*What is expected*
Return every record exactly as written.

(Records excerpted from a collection)
^^^^^^^^
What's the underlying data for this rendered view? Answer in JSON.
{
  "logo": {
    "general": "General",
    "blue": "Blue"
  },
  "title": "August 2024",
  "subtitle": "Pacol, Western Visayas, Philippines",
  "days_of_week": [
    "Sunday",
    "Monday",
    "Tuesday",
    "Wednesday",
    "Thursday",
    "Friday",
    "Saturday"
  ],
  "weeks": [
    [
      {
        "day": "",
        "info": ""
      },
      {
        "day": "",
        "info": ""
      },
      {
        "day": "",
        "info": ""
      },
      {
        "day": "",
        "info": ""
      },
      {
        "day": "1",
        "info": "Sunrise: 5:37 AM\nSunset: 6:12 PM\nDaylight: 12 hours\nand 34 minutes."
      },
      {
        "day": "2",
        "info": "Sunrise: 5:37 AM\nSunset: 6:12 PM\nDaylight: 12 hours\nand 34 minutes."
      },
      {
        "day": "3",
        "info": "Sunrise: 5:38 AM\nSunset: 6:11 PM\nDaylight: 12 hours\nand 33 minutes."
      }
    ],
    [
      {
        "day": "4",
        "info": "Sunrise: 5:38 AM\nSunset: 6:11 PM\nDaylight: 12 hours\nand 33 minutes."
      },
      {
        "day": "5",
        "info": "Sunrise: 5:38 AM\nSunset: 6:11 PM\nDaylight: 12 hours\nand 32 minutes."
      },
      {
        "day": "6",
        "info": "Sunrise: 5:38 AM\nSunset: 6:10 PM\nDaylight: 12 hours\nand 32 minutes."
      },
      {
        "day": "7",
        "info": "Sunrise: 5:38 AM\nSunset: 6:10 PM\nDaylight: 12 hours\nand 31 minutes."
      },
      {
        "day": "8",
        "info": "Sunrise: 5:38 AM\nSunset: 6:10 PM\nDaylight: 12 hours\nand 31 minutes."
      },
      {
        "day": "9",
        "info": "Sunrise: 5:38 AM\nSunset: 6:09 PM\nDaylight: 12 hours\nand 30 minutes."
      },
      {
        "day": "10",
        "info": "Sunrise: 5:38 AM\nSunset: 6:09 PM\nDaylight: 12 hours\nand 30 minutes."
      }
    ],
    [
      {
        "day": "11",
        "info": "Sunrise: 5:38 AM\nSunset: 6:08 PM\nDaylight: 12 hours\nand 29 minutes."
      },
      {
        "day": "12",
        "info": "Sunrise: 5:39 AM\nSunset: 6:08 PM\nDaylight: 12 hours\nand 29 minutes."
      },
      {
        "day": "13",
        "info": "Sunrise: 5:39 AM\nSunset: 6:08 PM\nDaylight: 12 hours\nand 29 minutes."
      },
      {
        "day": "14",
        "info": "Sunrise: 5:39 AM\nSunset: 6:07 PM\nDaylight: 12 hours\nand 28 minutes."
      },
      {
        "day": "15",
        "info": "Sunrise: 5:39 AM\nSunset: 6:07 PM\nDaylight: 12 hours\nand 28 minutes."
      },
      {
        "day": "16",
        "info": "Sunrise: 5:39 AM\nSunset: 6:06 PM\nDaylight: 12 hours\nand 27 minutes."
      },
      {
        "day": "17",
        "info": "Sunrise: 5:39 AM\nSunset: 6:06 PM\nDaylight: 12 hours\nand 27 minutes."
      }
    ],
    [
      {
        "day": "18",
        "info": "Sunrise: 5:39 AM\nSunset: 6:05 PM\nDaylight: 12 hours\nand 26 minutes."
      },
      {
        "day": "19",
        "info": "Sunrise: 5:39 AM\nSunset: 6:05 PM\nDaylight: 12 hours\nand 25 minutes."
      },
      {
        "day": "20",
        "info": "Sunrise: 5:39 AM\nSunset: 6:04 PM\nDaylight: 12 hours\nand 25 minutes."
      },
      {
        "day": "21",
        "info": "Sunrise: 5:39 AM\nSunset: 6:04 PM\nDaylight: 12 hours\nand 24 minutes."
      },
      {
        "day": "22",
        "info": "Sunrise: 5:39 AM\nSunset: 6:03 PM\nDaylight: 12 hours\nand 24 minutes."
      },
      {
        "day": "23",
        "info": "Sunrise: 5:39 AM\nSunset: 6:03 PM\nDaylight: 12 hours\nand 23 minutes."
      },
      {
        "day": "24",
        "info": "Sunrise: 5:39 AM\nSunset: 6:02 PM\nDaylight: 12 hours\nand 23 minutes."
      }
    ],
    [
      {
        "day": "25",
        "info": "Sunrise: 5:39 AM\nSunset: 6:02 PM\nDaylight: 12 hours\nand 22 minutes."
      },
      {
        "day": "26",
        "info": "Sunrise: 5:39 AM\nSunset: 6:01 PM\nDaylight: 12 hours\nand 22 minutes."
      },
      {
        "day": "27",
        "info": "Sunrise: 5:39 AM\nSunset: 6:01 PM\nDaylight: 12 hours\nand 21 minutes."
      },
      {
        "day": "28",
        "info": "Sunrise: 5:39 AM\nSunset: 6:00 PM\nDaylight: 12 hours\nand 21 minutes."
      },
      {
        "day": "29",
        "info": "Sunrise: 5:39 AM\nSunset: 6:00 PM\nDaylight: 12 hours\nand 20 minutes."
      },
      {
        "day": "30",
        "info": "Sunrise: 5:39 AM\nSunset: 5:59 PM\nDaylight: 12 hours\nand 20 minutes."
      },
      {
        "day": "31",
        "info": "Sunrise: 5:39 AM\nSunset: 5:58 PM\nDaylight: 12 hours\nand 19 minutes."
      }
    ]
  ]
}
^^^^^^^^
*Reply*
What's the underlying data for this rendered view? Answer in JSON.
{
  "logo": {
    "general": "General",
    "blue": "Blue"
  },
  "title": "August 2024",
  "subtitle": "Pacol, Western Visayas, Philippines",
  "days_of_week": [
    "Sunday",
    "Monday",
    "Tuesday",
    "Wednesday",
    "Thursday",
    "Friday",
    "Saturday"
  ],
  "weeks": [
    [
      {
        "day": "",
        "info": ""
      },
      {
        "day": "",
        "info": ""
      },
      {
        "day": "",
        "info": ""
      },
      {
        "day": "",
        "info": ""
      },
      {
        "day": "1",
        "info": "Sunrise: 5:37 AM\nSunset: 6:12 PM\nDaylight: 12 hours\nand 34 minutes."
      },
      {
        "day": "2",
        "info": "Sunrise: 5:37 AM\nSunset: 6:12 PM\nDaylight: 12 hours\nand 34 minutes."
      },
      {
        "day": "3",
        "info": "Sunrise: 5:38 AM\nSunset: 6:11 PM\nDaylight: 12 hours\nand 33 minutes."
      }
    ],
    [
      {
        "day": "4",
        "info": "Sunrise: 5:38 AM\nSunset: 6:11 PM\nDaylight: 12 hours\nand 33 minutes."
      },
      {
        "day": "5",
        "info": "Sunrise: 5:38 AM\nSunset: 6:11 PM\nDaylight: 12 hours\nand 32 minutes."
      },
      {
        "day": "6",
        "info": "Sunrise: 5:38 AM\nSunset: 6:10 PM\nDaylight: 12 hours\nand 32 minutes."
      },
      {
        "day": "7",
        "info": "Sunrise: 5:38 AM\nSunset: 6:10 PM\nDaylight: 12 hours\nand 31 minutes."
      },
      {
        "day": "8",
        "info": "Sunrise: 5:38 AM\nSunset: 6:10 PM\nDaylight: 12 hours\nand 31 minutes."
      },
      {
        "day": "9",
        "info": "Sunrise: 5:38 AM\nSunset: 6:09 PM\nDaylight: 12 hours\nand 30 minutes."
      },
      {
        "day": "10",
        "info": "Sunrise: 5:38 AM\nSunset: 6:09 PM\nDaylight: 12 hours\nand 30 minutes."
      }
    ],
    [
      {
        "day": "11",
        "info": "Sunrise: 5:38 AM\nSunset: 6:08 PM\nDaylight: 12 hours\nand 29 minutes."
      },
      {
        "day": "12",
        "info": "Sunrise: 5:39 AM\nSunset: 6:08 PM\nDaylight: 12 hours\nand 29 minutes."
      },
      {
        "day": "13",
        "info": "Sunrise: 5:39 AM\nSunset: 6:08 PM\nDaylight: 12 hours\nand 29 minutes."
      },
      {
        "day": "14",
        "info": "Sunrise: 5:39 AM\nSunset: 6:07 PM\nDaylight: 12 hours\nand 28 minutes."
      },
      {
        "day": "15",
        "info": "Sunrise: 5:39 AM\nSunset: 6:07 PM\nDaylight: 12 hours\nand 28 minutes."
      },
      {
        "day": "16",
        "info": "Sunrise: 5:39 AM\nSunset: 6:06 PM\nDaylight: 12 hours\nand 27 minutes."
      },
      {
        "day": "17",
        "info": "Sunrise: 5:39 AM\nSunset: 6:06 PM\nDaylight: 12 hours\nand 27 minutes."
      }
    ],
    [
      {
        "day": "18",
        "info": "Sunrise: 5:39 AM\nSunset: 6:05 PM\nDaylight: 12 hours\nand 26 minutes."
      },
      {
        "day": "19",
        "info": "Sunrise: 5:39 AM\nSunset: 6:05 PM\nDaylight: 12 hours\nand 25 minutes."
      },
      {
        "day": "20",
        "info": "Sunrise: 5:39 AM\nSunset: 6:04 PM\nDaylight: 12 hours\nand 25 minutes."
      },
      {
        "day": "21",
        "info": "Sunrise: 5:39 AM\nSunset: 6:04 PM\nDaylight: 12 hours\nand 24 minutes."
      },
      {
        "day": "22",
        "info": "Sunrise: 5:39 AM\nSunset: 6:03 PM\nDaylight: 12 hours\nand 24 minutes."
      },
      {
        "day": "23",
        "info": "Sunrise: 5:39 AM\nSunset: 6:03 PM\nDaylight: 12 hours\nand 23 minutes."
      },
      {
        "day": "24",
        "info": "Sunrise: 5:39 AM\nSunset: 6:02 PM\nDaylight: 12 hours\nand 23 minutes."
      }
    ],
    [
      {
        "day": "25",
        "info": "Sunrise: 5:39 AM\nSunset: 6:02 PM\nDaylight: 12 hours\nand 22 minutes."
      },
      {
        "day": "26",
        "info": "Sunrise: 5:39 AM\nSunset: 6:01 PM\nDaylight: 12 hours\nand 22 minutes."
      },
      {
        "day": "27",
        "info": "Sunrise: 5:39 AM\nSunset: 6:01 PM\nDaylight: 12 hours\nand 21 minutes."
      },
      {
        "day": "28",
        "info": "Sunrise: 5:39 AM\nSunset: 6:00 PM\nDaylight: 12 hours\nand 21 minutes."
      },
      {
        "day": "29",
        "info": "Sunrise: 5:39 AM\nSunset: 6:00 PM\nDaylight: 12 hours\nand 20 minutes."
      },
      {
        "day": "30",
        "info": "Sunrise: 5:39 AM\nSunset: 5:59 PM\nDaylight: 12 hours\nand 20 minutes."
      },
      {
        "day": "31",
        "info": "Sunrise: 5:39 AM\nSunset: 5:58 PM\nDaylight: 12 hours\nand 19 minutes."
      }
    ]
  ]
}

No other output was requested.